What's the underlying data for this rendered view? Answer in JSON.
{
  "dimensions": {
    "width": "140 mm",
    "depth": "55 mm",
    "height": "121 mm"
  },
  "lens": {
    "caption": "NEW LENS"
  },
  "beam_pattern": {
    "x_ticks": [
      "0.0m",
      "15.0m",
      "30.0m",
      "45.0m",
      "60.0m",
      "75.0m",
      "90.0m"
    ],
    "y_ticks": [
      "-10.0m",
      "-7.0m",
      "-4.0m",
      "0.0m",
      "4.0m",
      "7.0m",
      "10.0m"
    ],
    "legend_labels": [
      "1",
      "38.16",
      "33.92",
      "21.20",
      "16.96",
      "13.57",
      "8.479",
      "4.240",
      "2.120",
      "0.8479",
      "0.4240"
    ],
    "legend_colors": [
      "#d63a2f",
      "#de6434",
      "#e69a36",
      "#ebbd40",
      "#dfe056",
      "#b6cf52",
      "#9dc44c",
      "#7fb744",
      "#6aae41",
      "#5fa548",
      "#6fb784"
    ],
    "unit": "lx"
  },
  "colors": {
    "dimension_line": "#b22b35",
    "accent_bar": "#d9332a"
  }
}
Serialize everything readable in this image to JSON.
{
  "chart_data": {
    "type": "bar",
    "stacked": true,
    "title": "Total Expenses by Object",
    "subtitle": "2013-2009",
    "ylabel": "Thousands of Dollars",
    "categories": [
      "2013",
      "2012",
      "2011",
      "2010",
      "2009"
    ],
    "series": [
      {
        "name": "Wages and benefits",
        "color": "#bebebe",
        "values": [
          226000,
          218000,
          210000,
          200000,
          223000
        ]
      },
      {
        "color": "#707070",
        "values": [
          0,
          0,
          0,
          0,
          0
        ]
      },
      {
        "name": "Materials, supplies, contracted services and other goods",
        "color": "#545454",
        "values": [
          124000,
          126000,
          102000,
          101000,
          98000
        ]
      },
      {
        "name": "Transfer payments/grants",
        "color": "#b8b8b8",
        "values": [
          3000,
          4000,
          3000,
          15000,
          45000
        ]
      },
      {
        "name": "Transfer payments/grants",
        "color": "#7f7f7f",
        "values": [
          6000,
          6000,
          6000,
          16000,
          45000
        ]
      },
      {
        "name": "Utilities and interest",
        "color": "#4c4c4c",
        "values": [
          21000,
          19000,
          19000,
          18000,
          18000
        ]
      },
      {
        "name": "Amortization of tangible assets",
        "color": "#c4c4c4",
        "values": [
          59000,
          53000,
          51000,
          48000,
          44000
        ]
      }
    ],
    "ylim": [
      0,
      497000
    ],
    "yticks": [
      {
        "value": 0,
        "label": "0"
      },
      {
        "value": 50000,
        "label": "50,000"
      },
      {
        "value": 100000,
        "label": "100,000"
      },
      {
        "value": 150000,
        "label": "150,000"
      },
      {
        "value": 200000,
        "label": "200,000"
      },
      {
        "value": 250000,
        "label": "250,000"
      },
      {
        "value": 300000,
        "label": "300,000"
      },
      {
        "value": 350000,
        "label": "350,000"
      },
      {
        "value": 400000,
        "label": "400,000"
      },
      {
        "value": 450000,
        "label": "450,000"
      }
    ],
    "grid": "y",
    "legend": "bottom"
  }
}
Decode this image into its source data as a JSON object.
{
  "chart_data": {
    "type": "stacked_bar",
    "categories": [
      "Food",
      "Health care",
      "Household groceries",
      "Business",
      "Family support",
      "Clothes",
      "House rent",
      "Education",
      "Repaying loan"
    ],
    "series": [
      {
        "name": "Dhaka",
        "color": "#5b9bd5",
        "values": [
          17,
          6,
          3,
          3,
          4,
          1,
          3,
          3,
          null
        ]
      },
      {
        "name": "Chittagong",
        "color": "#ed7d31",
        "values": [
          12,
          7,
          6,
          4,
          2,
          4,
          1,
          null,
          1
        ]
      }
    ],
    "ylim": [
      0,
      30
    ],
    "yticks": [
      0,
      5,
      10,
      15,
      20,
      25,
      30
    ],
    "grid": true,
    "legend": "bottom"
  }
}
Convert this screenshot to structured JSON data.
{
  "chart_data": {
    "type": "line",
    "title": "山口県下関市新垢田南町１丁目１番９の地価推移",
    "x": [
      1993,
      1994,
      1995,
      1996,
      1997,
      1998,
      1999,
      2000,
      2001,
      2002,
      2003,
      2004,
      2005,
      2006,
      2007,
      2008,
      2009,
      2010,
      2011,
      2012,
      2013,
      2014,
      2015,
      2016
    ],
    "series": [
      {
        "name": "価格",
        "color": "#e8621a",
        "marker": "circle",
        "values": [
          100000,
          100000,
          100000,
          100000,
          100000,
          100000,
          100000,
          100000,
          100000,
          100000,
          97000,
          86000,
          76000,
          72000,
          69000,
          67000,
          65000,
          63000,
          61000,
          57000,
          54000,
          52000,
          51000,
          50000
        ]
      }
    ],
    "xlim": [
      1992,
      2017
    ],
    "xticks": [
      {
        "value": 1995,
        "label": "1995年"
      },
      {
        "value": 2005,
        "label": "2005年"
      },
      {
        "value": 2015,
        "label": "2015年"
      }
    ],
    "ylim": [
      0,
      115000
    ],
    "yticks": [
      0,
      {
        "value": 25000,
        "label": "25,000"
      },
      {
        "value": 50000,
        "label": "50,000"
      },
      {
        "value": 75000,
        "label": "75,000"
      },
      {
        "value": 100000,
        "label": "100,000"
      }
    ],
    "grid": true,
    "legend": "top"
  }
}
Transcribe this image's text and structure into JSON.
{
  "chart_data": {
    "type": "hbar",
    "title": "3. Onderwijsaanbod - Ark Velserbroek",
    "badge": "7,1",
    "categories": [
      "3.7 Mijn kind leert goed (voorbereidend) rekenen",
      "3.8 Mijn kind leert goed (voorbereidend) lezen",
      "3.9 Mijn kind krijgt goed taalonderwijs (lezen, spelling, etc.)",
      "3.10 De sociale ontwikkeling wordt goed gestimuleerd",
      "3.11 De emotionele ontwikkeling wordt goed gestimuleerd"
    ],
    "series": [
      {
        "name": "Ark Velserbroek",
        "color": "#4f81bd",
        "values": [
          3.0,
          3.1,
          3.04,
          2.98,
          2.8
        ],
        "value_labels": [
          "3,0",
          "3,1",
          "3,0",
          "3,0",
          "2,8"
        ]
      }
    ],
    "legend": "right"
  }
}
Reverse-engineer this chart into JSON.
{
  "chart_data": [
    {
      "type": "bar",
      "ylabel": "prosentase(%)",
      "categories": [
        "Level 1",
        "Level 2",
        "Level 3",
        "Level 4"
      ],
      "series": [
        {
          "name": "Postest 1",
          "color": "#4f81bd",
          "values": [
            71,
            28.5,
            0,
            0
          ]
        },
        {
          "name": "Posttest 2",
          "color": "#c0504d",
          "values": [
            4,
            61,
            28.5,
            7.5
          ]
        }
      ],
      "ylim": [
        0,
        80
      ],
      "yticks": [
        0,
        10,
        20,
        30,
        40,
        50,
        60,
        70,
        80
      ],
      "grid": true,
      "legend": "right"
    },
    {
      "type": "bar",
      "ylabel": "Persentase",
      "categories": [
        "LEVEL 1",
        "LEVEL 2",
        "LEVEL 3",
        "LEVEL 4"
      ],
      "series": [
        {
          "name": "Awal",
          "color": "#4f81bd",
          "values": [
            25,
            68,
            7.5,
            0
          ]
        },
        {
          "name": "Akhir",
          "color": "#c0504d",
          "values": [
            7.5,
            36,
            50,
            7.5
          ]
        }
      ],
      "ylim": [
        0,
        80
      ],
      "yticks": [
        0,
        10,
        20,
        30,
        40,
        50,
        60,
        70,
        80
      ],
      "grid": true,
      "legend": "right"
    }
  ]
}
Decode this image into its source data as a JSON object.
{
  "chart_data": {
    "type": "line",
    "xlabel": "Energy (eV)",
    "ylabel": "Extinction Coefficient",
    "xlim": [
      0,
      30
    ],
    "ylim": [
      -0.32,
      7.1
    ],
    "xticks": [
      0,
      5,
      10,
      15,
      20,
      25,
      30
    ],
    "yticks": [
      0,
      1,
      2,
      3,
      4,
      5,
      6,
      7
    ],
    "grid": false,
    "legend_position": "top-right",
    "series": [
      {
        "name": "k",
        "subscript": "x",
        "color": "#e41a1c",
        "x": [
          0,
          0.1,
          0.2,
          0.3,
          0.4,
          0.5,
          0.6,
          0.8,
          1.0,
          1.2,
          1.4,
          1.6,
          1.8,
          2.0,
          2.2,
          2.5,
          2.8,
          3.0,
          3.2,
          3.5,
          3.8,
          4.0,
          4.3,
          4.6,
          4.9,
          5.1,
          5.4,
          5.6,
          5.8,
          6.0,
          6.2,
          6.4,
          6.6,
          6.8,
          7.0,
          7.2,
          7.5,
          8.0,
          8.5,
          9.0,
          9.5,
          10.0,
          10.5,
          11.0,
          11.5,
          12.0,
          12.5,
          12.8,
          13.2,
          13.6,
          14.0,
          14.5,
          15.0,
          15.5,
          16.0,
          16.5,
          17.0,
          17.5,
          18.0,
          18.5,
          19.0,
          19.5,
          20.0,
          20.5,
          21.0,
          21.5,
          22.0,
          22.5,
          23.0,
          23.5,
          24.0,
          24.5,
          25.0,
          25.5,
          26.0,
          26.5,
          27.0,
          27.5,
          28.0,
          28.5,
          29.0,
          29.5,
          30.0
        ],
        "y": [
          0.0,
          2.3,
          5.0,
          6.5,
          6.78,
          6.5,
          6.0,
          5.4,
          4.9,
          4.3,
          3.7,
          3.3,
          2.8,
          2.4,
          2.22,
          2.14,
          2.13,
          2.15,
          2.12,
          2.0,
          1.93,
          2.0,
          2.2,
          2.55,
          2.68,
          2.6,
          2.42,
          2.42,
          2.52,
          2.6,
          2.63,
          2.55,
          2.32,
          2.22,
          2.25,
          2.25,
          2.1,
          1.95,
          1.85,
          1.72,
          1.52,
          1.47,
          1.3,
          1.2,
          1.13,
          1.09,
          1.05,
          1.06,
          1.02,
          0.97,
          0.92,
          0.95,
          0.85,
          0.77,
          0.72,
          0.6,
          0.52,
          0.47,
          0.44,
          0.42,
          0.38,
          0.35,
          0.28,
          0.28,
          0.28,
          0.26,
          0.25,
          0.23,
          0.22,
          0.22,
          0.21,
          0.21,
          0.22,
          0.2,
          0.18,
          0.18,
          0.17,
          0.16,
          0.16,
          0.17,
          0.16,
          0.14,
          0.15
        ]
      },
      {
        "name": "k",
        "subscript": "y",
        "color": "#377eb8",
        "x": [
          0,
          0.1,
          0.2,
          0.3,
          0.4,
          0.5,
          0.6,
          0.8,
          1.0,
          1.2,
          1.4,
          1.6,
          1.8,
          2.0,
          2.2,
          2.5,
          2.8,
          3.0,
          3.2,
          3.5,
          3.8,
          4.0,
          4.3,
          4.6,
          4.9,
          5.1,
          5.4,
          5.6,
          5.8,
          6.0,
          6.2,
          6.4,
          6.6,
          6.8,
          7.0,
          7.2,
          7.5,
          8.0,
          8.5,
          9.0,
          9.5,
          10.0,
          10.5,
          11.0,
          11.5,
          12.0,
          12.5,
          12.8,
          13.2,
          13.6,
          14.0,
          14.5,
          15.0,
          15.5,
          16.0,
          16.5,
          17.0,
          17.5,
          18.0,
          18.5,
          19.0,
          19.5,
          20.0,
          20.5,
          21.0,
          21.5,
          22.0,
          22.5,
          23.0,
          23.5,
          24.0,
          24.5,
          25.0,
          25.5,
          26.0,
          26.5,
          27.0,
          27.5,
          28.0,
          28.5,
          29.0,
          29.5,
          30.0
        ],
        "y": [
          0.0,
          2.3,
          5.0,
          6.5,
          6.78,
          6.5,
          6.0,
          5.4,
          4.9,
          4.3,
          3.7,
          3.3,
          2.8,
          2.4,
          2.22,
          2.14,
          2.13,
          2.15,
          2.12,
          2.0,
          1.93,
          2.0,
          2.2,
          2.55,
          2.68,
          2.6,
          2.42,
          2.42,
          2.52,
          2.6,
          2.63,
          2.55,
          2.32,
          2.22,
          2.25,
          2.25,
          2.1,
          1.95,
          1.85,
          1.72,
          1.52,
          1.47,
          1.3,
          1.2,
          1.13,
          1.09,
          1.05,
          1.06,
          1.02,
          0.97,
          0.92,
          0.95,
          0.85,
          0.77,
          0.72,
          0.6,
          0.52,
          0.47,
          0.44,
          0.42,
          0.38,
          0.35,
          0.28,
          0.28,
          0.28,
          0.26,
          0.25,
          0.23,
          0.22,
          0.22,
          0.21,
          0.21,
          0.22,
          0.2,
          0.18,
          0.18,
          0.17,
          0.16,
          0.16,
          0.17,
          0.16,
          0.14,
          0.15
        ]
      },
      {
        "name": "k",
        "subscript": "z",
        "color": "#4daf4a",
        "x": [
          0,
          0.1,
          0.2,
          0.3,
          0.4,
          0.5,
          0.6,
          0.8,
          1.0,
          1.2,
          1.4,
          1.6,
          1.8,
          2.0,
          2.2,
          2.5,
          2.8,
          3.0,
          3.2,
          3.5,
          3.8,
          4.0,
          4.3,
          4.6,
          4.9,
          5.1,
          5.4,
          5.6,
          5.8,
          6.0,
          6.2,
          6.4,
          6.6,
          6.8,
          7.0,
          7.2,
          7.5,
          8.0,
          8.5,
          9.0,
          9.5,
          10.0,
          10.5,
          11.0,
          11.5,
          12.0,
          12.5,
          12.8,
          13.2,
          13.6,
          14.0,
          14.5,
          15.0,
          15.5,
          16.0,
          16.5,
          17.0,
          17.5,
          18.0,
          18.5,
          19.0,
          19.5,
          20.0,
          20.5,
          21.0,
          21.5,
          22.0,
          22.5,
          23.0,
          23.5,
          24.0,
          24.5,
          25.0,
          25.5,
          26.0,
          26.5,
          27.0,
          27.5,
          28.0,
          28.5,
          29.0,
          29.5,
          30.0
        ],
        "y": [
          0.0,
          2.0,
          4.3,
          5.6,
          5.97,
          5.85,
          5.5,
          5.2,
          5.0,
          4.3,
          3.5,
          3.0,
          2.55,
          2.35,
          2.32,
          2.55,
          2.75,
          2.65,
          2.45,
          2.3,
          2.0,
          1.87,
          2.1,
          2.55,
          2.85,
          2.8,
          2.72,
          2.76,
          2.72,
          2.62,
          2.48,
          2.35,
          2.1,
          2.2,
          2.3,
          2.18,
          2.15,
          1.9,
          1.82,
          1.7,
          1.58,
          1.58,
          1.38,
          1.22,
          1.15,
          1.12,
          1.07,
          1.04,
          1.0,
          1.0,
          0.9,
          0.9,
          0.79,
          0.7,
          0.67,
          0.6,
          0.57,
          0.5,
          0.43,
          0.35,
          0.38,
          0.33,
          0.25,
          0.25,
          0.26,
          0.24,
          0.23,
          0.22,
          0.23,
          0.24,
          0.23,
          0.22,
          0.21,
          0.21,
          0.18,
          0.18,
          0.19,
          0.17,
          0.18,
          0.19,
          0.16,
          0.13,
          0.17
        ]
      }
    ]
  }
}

════════════════

REQUIRED WORK: Search the preceding listing for "ylabel" and extract every line where it is found.

CORRECT OUTPUT:
    "ylabel": "Thousands of Dollars",
      "ylabel": "prosentase(%)",
      "ylabel": "Persentase",
    "ylabel": "Extinction Coefficient",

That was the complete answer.